WHAT YOU ARE ASKED TO DO
In the listing that follows, count the lines holding the word "九华风车坪雅爱小学" and report only that number.
= = = = = = =
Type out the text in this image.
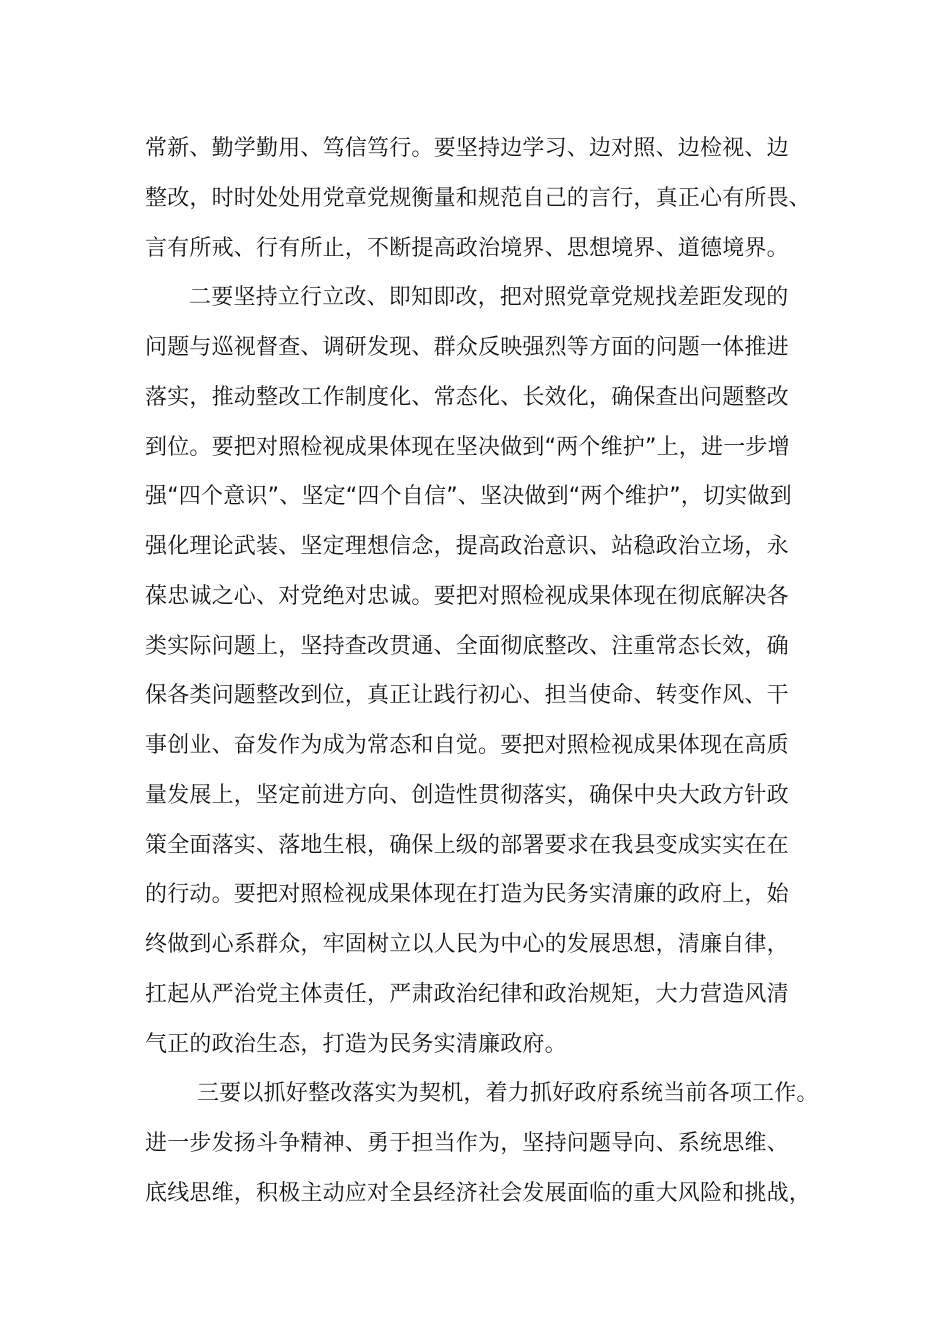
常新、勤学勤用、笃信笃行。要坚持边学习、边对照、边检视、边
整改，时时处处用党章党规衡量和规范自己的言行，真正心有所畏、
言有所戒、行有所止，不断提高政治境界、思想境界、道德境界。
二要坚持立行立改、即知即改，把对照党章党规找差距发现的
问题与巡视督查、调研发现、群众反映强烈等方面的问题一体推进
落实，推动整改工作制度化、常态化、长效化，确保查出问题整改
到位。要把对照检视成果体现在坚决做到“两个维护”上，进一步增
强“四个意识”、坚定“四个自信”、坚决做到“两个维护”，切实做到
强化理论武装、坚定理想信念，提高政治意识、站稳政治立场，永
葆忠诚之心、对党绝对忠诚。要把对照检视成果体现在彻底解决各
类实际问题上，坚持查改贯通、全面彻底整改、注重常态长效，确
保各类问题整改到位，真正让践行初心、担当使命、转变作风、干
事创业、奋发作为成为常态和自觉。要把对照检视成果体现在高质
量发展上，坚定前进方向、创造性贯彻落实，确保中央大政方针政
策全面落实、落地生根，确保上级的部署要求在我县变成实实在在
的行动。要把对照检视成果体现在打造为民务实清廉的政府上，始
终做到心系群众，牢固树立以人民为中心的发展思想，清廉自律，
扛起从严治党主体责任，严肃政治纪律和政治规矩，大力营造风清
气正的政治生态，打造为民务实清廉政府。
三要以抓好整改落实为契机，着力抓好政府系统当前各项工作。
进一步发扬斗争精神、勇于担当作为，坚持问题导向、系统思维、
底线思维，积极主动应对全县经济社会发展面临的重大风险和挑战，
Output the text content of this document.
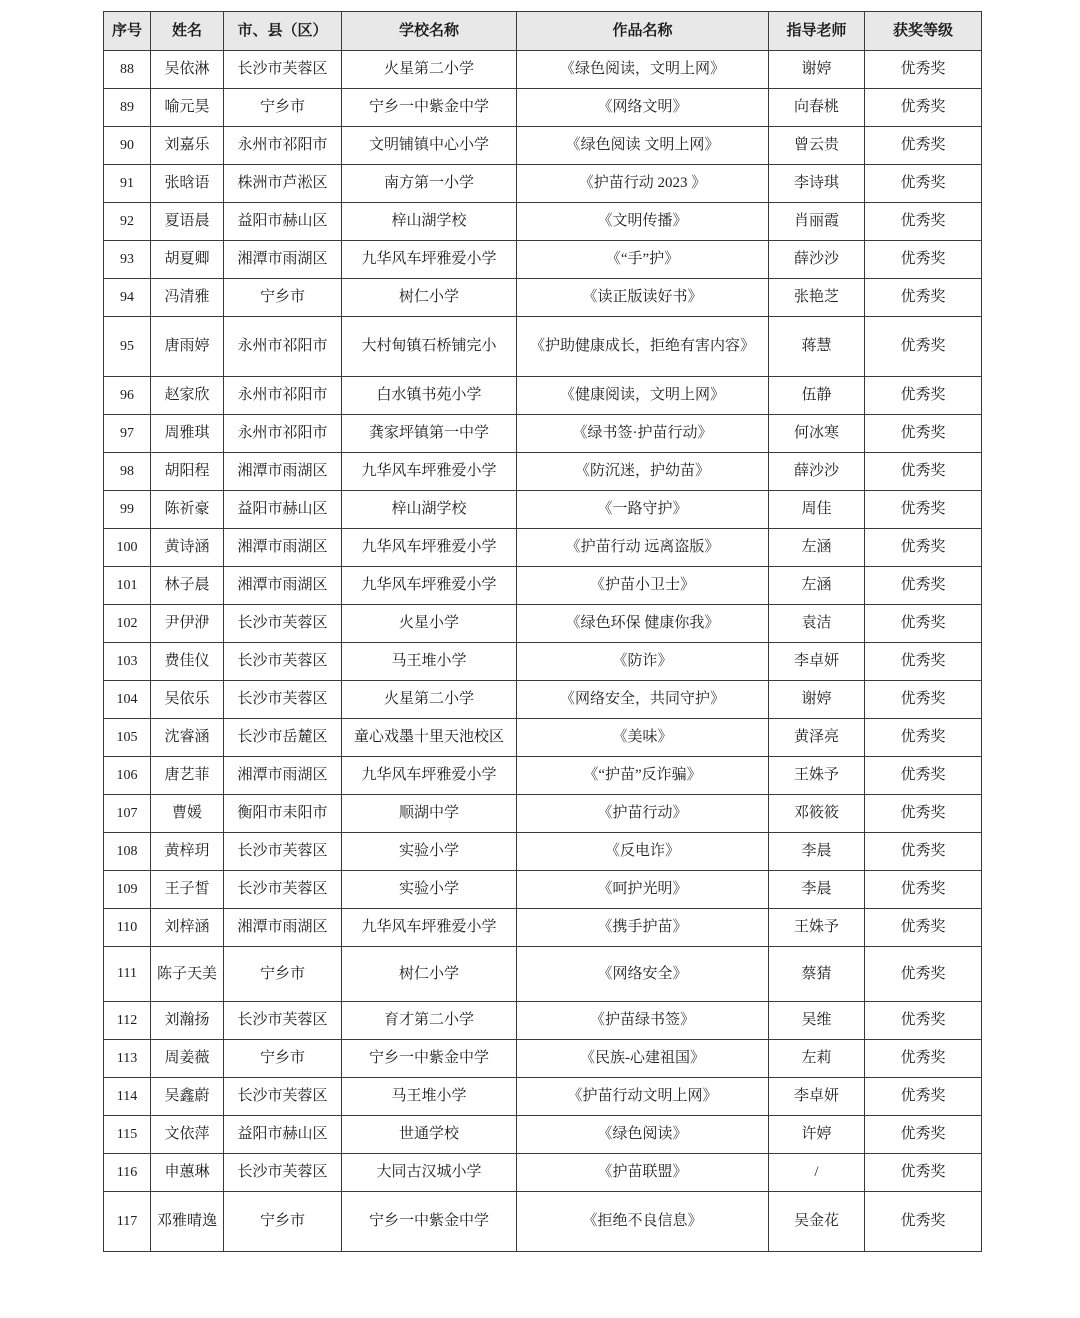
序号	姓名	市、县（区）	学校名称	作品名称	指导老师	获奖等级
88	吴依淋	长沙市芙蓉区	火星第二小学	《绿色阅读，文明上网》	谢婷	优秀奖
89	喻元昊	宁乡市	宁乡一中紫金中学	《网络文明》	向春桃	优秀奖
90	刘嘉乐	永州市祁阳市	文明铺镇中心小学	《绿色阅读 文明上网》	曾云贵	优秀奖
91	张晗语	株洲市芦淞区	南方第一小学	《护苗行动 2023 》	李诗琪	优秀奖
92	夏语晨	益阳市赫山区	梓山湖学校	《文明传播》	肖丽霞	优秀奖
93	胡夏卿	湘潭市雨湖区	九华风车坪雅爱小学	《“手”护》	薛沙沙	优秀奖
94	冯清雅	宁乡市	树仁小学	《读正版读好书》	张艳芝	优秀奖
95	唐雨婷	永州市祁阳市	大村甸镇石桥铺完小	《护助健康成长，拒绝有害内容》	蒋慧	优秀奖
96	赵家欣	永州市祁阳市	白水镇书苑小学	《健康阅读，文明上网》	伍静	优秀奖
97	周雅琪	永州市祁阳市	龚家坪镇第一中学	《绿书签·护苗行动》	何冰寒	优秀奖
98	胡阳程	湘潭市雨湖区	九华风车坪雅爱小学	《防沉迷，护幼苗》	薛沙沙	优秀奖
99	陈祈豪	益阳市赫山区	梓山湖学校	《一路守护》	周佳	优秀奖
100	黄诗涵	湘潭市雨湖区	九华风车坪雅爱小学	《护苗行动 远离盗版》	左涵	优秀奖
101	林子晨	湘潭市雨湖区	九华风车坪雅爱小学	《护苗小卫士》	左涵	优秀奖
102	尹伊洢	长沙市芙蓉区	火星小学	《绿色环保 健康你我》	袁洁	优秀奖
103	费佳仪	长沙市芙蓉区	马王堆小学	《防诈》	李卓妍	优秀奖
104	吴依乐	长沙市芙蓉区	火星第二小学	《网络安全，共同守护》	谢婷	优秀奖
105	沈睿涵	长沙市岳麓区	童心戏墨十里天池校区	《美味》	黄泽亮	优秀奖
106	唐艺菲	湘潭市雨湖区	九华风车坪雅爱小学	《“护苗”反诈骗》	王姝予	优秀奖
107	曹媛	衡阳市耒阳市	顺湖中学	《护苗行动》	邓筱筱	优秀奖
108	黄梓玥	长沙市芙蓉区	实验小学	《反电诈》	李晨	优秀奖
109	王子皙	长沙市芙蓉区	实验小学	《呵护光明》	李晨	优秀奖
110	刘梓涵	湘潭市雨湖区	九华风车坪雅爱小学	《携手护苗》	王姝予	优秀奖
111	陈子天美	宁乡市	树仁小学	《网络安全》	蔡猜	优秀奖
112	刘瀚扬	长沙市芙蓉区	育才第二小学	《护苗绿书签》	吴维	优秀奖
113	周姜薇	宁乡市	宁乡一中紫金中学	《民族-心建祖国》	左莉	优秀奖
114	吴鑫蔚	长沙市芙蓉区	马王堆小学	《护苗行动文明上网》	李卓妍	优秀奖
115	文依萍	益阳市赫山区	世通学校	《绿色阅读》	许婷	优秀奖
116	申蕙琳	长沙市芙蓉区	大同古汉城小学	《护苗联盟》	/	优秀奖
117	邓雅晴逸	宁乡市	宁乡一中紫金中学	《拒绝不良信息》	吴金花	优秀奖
= = = = = = =
COMPLETE RESPONSE
6